-- start --

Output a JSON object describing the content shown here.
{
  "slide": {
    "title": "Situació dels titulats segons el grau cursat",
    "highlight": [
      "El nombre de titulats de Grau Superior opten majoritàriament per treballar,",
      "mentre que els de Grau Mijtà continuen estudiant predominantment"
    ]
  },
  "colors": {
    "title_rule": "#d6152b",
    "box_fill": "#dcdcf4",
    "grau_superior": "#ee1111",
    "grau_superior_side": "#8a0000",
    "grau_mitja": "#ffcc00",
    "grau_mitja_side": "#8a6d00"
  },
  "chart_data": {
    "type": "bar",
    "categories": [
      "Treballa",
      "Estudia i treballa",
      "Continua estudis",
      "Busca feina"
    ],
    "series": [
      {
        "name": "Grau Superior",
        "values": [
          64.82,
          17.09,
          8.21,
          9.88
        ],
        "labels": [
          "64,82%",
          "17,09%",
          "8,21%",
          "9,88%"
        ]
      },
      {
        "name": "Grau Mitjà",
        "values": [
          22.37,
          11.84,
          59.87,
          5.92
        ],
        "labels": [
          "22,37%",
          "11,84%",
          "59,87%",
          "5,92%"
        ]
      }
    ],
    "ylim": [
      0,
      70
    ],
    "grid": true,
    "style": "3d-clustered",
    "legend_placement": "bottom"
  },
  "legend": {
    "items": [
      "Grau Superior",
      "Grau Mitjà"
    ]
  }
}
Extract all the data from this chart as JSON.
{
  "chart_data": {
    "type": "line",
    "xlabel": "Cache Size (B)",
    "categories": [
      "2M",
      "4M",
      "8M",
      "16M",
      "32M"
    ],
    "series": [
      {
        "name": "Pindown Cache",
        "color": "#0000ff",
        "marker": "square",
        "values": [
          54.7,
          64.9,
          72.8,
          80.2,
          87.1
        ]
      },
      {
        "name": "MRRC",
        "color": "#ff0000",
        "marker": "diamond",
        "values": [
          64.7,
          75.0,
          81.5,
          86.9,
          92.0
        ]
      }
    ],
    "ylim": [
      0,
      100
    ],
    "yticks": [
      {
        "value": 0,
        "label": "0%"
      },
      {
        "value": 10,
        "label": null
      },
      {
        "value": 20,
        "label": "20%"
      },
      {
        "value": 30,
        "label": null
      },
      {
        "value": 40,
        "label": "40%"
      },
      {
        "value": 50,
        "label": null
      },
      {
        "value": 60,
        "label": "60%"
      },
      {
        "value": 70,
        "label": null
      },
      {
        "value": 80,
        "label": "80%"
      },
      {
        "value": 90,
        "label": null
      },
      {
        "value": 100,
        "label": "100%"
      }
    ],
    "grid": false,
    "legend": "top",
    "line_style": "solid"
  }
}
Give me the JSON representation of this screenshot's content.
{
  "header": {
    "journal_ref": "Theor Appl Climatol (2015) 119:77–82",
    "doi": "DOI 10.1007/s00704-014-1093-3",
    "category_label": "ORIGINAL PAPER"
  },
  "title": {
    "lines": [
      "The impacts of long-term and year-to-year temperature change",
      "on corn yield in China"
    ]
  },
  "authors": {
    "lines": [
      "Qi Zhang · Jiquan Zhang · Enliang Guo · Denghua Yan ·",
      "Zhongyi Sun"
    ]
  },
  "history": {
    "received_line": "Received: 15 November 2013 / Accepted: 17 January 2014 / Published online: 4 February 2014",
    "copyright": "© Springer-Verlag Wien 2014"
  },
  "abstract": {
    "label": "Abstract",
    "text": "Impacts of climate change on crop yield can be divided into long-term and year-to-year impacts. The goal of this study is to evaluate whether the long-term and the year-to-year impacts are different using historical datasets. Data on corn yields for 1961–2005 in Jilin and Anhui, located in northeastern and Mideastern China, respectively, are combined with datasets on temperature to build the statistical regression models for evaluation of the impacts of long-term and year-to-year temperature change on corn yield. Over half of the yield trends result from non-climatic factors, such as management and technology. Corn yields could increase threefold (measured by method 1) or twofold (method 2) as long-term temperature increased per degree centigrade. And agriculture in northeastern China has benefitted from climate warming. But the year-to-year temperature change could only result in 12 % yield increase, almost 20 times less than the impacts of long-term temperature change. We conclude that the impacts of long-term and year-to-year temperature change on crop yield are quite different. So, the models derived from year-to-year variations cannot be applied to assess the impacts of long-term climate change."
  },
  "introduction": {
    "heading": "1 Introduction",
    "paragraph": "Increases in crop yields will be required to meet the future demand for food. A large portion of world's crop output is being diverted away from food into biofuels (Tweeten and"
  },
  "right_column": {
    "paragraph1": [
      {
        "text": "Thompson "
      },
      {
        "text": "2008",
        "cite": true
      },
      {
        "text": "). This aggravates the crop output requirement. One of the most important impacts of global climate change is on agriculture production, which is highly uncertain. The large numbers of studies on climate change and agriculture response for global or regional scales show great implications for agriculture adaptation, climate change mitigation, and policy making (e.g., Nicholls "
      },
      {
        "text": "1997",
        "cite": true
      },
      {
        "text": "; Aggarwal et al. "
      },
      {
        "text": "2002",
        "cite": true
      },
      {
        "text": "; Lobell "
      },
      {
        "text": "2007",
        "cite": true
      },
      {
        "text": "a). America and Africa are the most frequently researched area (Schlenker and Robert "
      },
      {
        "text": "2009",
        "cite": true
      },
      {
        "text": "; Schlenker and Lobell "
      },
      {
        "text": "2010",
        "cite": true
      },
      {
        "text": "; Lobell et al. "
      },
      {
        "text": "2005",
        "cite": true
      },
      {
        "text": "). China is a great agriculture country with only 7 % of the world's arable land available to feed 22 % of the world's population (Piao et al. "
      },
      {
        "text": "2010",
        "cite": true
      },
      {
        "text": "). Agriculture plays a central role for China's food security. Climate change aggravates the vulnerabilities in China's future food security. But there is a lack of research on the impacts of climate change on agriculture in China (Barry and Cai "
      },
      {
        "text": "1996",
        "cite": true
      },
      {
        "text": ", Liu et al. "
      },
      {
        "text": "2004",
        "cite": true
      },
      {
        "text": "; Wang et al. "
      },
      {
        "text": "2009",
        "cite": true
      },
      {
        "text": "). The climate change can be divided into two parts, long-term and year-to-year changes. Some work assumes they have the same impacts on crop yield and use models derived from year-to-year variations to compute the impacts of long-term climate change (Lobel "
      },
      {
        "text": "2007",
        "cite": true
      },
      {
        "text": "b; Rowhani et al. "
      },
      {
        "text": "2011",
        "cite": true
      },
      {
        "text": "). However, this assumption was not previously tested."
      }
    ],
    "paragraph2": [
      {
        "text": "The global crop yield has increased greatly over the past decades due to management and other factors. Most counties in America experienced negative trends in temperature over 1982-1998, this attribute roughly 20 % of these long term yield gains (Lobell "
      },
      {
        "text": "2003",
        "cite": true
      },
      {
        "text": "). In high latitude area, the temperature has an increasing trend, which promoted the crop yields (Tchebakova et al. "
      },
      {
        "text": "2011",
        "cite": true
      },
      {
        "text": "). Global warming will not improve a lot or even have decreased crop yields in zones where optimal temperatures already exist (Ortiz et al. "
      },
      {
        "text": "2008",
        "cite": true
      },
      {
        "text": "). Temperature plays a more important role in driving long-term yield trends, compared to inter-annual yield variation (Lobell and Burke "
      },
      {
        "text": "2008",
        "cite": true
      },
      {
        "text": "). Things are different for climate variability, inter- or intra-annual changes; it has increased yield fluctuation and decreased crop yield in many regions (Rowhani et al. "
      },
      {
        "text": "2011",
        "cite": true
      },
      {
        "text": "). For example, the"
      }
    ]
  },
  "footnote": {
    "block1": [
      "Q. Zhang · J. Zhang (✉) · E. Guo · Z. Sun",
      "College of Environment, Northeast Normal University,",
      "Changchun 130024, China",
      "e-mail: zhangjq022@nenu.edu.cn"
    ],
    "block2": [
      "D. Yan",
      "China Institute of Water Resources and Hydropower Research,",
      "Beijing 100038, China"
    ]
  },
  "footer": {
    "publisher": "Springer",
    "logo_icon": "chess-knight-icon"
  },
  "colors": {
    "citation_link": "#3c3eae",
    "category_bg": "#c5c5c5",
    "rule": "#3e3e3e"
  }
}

-- end --

• [WHAT THE TASK ASKS] Among the lines of the material, find those that hold the word "trends" and copy them.

• [TASK RESULT]
    "text": "Impacts of climate change on crop yield can be divided into long-term and year-to-year impacts. The goal of this study is to evaluate whether the long-term and the year-to-year impacts are different using historical datasets. Data on corn yields for 1961–2005 in Jilin and Anhui, located in northeastern and Mideastern China, respectively, are combined with datasets on temperature to build the statistical regression models for evaluation of the impacts of long-term and year-to-year temperature change on corn yield. Over half of the yield trends result from non-climatic factors, such as management and technology. Corn yields could increase threefold (measured by method 1) or twofold (method 2) as long-term temperature increased per degree centigrade. And agriculture in northeastern China has benefitted from climate warming. But the year-to-year temperature change could only result in 12 % yield increase, almost 20 times less than the impacts of long-term temperature change. We conclude that the impacts of long-term and year-to-year temperature change on crop yield are quite different. So, the models derived from year-to-year variations cannot be applied to assess the impacts of long-term climate change."
        "text": "The global crop yield has increased greatly over the past decades due to management and other factors. Most counties in America experienced negative trends in temperature over 1982-1998, this attribute roughly 20 % of these long term yield gains (Lobell "
        "text": "). Temperature plays a more important role in driving long-term yield trends, compared to inter-annual yield variation (Lobell and Burke "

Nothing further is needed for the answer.